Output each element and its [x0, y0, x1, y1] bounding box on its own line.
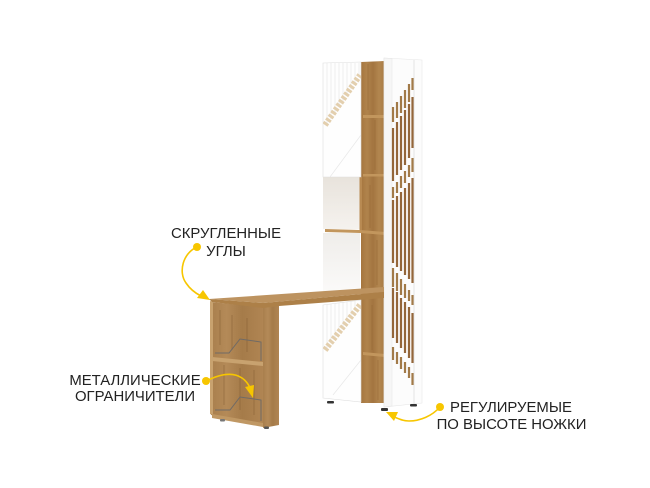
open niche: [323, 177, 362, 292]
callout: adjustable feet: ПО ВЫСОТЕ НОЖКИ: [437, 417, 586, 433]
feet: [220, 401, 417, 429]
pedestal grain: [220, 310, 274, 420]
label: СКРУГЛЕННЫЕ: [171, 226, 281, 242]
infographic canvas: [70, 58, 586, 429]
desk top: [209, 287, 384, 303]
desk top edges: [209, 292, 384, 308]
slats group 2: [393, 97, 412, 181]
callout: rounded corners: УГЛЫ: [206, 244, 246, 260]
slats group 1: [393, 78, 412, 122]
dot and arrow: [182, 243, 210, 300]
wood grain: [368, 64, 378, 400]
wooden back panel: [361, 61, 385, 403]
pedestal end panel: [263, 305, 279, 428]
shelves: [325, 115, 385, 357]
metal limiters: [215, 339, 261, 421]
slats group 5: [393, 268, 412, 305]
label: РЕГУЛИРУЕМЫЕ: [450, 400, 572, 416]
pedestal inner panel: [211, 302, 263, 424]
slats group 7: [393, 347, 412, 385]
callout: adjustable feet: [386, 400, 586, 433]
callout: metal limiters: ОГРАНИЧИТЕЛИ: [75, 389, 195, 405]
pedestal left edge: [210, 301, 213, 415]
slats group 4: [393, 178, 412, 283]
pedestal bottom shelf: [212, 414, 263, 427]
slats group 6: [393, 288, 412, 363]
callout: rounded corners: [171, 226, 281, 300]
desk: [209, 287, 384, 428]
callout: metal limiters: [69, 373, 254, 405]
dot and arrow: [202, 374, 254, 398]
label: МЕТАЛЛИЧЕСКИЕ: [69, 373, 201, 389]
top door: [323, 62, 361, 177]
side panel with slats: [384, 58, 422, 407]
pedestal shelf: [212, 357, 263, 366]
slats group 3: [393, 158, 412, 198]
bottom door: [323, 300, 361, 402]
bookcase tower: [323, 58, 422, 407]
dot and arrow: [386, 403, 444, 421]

_ _ _ _ _ _ _

[AUFGABENSTELLUNG] Extrahieren Sie aus den Daten jede Zeile, die die Zeichenfolge „panel“ enthält.

[ERGEBNIS DER AUFGABE]
wooden back panel: [361, 61, 385, 403]
pedestal end panel: [263, 305, 279, 428]
pedestal inner panel: [211, 302, 263, 424]
side panel with slats: [384, 58, 422, 407]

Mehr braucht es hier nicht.